══ ИЗВЛЕЧЁННЫЙ ТЕКСТ
Александр Худяков: «Самое страшное – не знать, как человек себя поведет в той или иной ситуации».

 

Не так давно список осенних театральных премьер в Петербурге пополнился совершенно блестящей работой – спектаклем «Идиот» в постановке Петра Шерешевского. Сюжет классического романа внезапно оказался идеально подходящим к реалиям современности. Отдельная сильная сторона постановки – замечательные актерские работы. По этому случаю Марина Константинова встретилась с Александром Худяковым, исполнителем роли Гани, чтобы обсудить с ним премьеру, профессию, партнеров и многое другое. О театре и о жизни – в свежем интервью.

– Мы начнем нашу беседу с премьеры, со спектакля «Идиот», где ты воплощаешь образ Гани. Это весьма противоречивый персонаж, и очень интересно узнать, каково с актерской точки зрения было его играть. Ведь Ганю нельзя отнести ни к явно отрицательным, ни к положительным фигурам, его весьма сложно вообще как-то характеризовать.

– Да, мне тоже этот персонаж казался весьма неглубоким, достаточно поверхностным. Собственно, в романе у него нет какого-то завершающего эпизода: Достоевский словно бы просто оставляет его и все.

– Возможно, так было специально задумано, мол, накажу тебя молчанием.

– Накажу молчанием, да. Мне кажется, в этом есть какой-то смысл. Но, честно говоря, когда приступил к работе над персонажем, я, конечно, хотел максимально все, что есть в событийности героя, сделать явным.

– То есть обстоятельства задавали фактуру?

– Да-да. Максимально все, что озвучено. Вытащить их, досочинить образ. Есть вот обстоятельства, например, он с Настасьей и с Аглаей одновременно. В романе про этот треугольник практически не прописано, и нам сложно воспринимать такую ситуацию. Мы в спектакле сделали все более утрированно, выпукло: вот мы живем с Настасьей, отношения у нас явно не платонические, но параллельно еще Аглая. Я очень долго у Петра (Петр Шерешевский – режиссер, автор спектакля «Идиот». Прим. авт.) добивался эпизода, где я целуюсь с Аглаей. Мы пытались находить общий язык в этом персонаже, мне было важно заявить о себе в этой сцене, чтобы все происходило именно так.
════
КОРОТКОЕ ЗАДАНИЕ 1: Перепишите без изменений строки данных, начиная со строки, где есть «Give bounding boxes», и заканчивая строкой с «legend-label: Isotherm [418,110,485,126]» включительно. Изображения в ответ не включайте.
══ СТРОКИ ДАННЫХ
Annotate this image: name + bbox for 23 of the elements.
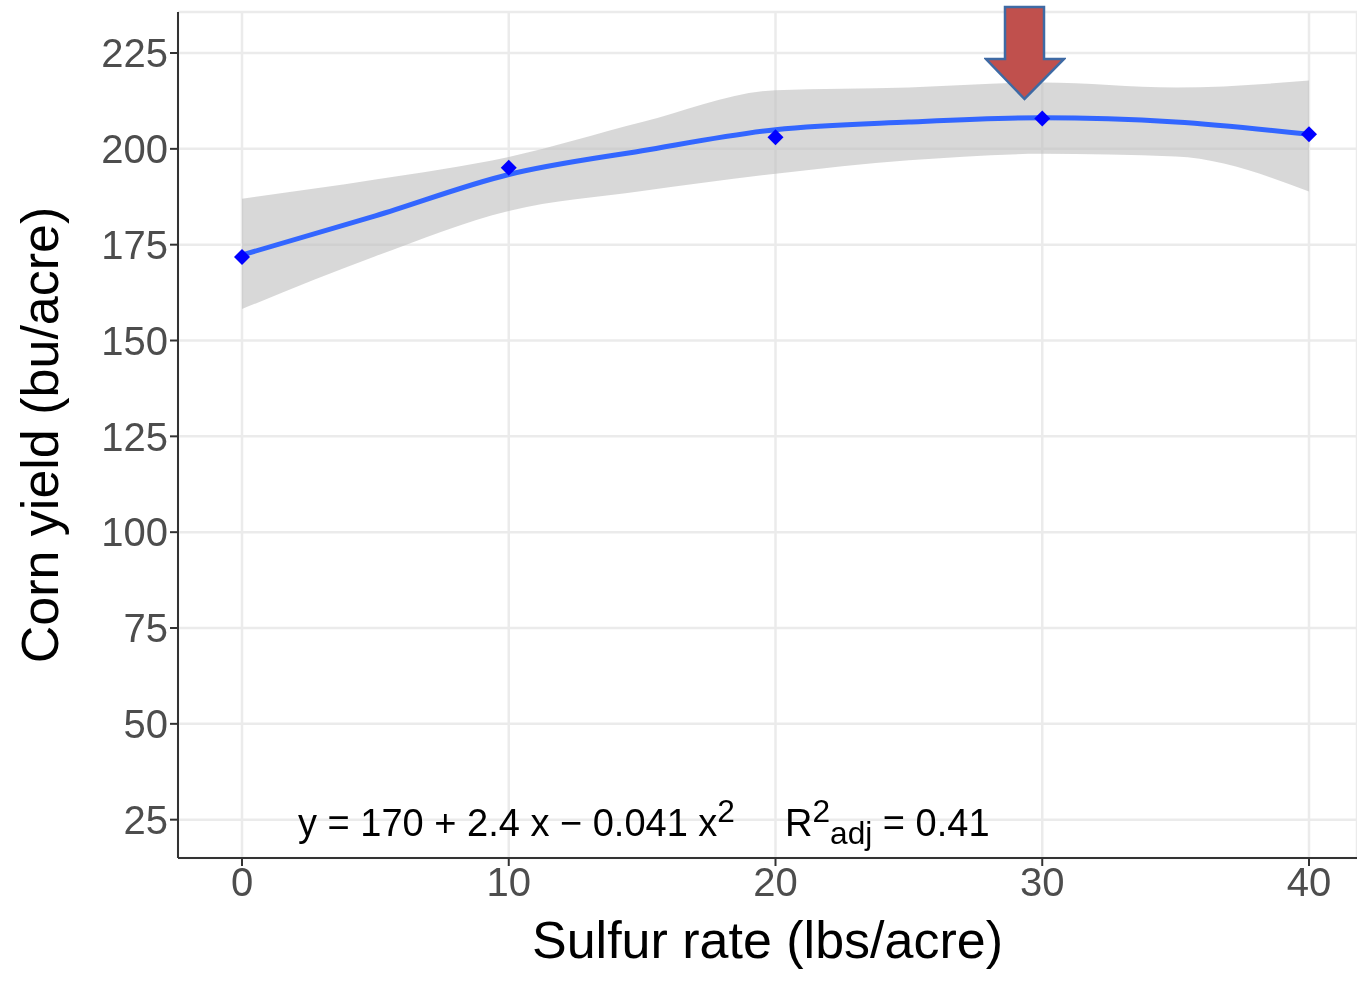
════
══ СТРОКИ ДАННЫХ
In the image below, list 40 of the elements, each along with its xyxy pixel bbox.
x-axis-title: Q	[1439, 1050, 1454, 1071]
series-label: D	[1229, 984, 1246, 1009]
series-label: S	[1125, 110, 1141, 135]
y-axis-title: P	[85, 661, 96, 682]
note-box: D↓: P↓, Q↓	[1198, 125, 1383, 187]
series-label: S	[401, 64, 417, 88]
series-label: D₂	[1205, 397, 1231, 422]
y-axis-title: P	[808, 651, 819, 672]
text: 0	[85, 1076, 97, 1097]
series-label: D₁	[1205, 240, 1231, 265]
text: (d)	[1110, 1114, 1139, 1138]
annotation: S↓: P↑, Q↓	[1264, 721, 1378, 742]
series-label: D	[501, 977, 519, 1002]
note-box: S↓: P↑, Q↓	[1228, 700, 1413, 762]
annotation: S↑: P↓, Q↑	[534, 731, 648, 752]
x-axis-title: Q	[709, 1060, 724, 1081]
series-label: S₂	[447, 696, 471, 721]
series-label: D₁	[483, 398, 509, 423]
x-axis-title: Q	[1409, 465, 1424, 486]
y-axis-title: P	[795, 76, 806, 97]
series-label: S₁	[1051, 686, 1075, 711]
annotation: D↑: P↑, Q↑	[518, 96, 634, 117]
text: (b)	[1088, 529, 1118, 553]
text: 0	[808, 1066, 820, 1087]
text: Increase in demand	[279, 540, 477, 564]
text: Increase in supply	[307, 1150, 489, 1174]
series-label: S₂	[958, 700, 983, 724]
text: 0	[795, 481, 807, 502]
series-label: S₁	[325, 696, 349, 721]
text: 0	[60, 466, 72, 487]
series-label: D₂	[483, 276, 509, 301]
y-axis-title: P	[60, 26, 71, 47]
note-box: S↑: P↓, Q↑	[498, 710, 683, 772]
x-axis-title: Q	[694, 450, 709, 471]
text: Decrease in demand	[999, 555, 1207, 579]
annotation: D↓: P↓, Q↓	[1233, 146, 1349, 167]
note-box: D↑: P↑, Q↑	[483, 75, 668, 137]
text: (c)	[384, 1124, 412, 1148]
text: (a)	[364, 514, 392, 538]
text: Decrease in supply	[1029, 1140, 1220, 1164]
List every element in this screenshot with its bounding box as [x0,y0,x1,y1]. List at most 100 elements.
════
══ СТРОКИ ДАННЫХ
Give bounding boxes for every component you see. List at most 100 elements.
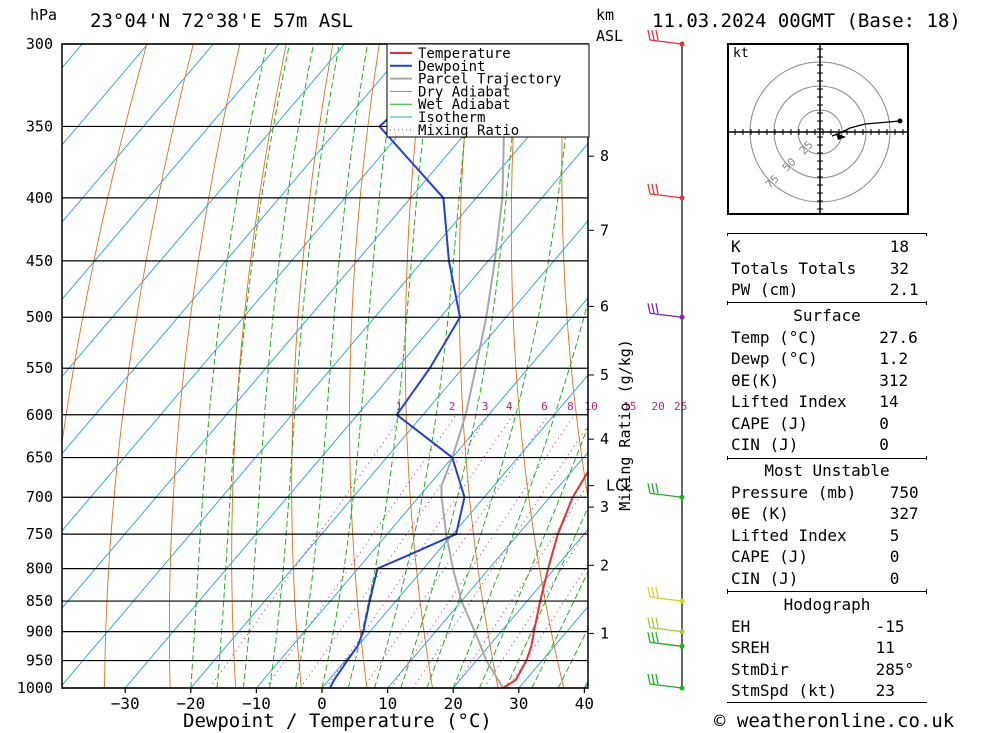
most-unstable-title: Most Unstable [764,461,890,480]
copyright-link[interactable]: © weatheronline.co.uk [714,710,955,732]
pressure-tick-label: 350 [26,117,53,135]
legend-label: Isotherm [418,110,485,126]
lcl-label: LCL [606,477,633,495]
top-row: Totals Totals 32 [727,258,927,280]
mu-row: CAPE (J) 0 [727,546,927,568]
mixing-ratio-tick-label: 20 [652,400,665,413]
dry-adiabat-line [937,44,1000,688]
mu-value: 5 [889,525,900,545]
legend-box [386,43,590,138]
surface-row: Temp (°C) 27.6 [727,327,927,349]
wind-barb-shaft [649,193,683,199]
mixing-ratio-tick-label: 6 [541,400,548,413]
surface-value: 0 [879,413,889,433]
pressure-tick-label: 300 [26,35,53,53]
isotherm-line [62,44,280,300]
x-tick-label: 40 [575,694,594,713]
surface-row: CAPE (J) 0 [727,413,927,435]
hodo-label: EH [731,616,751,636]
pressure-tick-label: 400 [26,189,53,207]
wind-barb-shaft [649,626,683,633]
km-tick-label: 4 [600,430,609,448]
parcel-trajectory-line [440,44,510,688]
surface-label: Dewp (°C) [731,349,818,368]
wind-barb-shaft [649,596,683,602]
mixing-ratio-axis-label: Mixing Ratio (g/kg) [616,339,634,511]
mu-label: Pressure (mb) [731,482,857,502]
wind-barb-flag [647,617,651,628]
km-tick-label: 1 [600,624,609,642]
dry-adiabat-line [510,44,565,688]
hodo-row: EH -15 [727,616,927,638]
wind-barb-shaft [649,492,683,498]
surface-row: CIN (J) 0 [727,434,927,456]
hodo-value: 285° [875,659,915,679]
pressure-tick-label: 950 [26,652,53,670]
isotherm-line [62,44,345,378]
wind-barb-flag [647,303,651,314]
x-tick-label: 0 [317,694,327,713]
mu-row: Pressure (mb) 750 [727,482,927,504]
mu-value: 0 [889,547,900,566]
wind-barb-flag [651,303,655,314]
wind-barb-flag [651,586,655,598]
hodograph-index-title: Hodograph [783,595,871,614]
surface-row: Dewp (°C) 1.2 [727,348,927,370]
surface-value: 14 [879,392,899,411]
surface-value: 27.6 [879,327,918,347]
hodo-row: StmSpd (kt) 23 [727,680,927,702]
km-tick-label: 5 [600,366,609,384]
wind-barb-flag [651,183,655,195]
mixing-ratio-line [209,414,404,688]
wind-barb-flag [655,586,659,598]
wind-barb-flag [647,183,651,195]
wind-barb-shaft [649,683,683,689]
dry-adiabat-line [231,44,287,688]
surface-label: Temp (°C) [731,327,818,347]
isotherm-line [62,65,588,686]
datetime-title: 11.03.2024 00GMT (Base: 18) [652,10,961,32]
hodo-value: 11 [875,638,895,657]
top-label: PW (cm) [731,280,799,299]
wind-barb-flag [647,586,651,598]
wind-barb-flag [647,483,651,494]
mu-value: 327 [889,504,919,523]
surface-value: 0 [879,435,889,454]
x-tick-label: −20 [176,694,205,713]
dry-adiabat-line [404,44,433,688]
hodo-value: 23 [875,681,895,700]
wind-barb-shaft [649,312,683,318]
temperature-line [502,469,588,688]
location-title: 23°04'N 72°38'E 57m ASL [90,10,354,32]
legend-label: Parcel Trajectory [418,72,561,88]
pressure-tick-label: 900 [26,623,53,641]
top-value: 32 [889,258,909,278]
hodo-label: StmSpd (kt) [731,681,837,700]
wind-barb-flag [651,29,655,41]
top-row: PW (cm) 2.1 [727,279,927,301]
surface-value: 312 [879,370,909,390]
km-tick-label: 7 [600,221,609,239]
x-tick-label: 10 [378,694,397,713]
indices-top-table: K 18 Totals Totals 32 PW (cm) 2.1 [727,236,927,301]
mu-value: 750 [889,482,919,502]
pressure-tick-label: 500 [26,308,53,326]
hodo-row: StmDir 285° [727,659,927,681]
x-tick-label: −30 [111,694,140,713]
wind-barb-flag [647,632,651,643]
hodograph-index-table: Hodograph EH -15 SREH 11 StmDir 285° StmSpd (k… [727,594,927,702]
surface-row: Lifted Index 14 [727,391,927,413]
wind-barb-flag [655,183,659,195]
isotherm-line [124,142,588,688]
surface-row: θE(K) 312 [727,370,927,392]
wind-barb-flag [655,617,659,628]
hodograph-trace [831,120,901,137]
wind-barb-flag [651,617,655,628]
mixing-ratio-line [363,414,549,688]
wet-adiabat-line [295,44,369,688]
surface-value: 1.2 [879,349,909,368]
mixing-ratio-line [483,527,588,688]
════
КОРОТКОЕ ЗАДАНИЕ 2: Напишите продолжение интервью с Александром Худяковым, начиная сразу после последнего приведённого абзаца.

ОТВЕТ 1:
Give bounding boxes for every component you see. List at most 100 elements.
most-unstable-title: Most Unstable [764,461,890,480]
copyright-link[interactable]: © weatheronline.co.uk [714,710,955,732]
pressure-tick-label: 350 [26,117,53,135]
legend-label: Isotherm [418,110,485,126]

ОТВЕТ 2:
– На самом деле, очень интересно порассуждать, почему такая вот нейтральность, бесхребетная невнятность в чем-то даже хуже, чем откровенно отрицательные качества. Почему это бывает куда страшнее, опаснее, как ты думаешь? Мне вот кажется, что с добром и злом все понятнее, потому что они более четко выражены (плюс-минус разные спорные ситуации) и поэтому нам ясны. А нейтральность – такая серая слепая зона, ее сложнее уловить и осознать.

– Да, ты не знаешь, чего ожидать от таких людей, что с них взять. Самое страшное – не знать, как человек себя поведет в той или иной ситуации. Подобным людям безразлична судьба других, они лишены эмпатии, хотя рефлексия им не чужда. Тот же Ганя все-таки рассуждает, размышляет, переживает, просто на несколько иную тему.

– Тем не менее, почему-то тому же самому Рогожину ты сочувствуешь и сопереживаешь гораздо больше, пусть он и преступник, в конечном счете.

– Потому что очень четкая позиция озвучена у него. Страсть. Он одержим ею, в каком-то смысле она его формирует. Я встречал подобных людей в своей жизни. Впрочем, такие знакомые, как Ганя, у меня тоже есть. Кстати, я не назвал бы их совсем уж бесхребетными – у них существуют цели, задачи, определенные принципы, они хотят пройти какой-то свой путь. Просто есть такая позиция «я смогу пробиться особыми путями». То есть немного позиция паразита. Вот как паразита я бы и определил Ганю. Он живет за счет других, достаточно инфантилен, чтобы брать на себя ответственность, ждет, когда ему помогут. Точнее, он уверен, что эта помощь придет к нему сама по себе, потому что он такой хороший. Поэтому-то Ганя так легко и воспринимает как должное новость о том, что ему перепадет цементный заводик.

– Как в той рекламе: «Ведь вы этого достойны!»

– Да, он считает, что достоин. Амбиции впереди человека идут. Демонстративная часть личности. Подобного рода люди такие подарки судьбы воспринимают как должное. Но никогда такой человек не будет испытывать подлинных страстей, равно как и не сможет, скажем, в порыве отчаяния свести счеты с жизнью. Он не сумеет себя посвятить чему-то конкретному: одному делу, одной женщине и так далее. Он станет разливаться и рассыпаться, останется в обществе серой массой, какой-то его основой. Вот именно этим и страшны такие люди, как Ганя. Подобный инфантилизм, в некотором смысле даже приспособленчество, конформизм – очень опасная штука.

– Такой своеобразный «человек-флюгер»: куда ветер подует, туда он и повернется.

– Страшно то, что в наши дни таких людей много, они имеют свои позиции, пытаются поддержать в той или иной ситуации ту или иную сторону, не имея ничего в своей голове.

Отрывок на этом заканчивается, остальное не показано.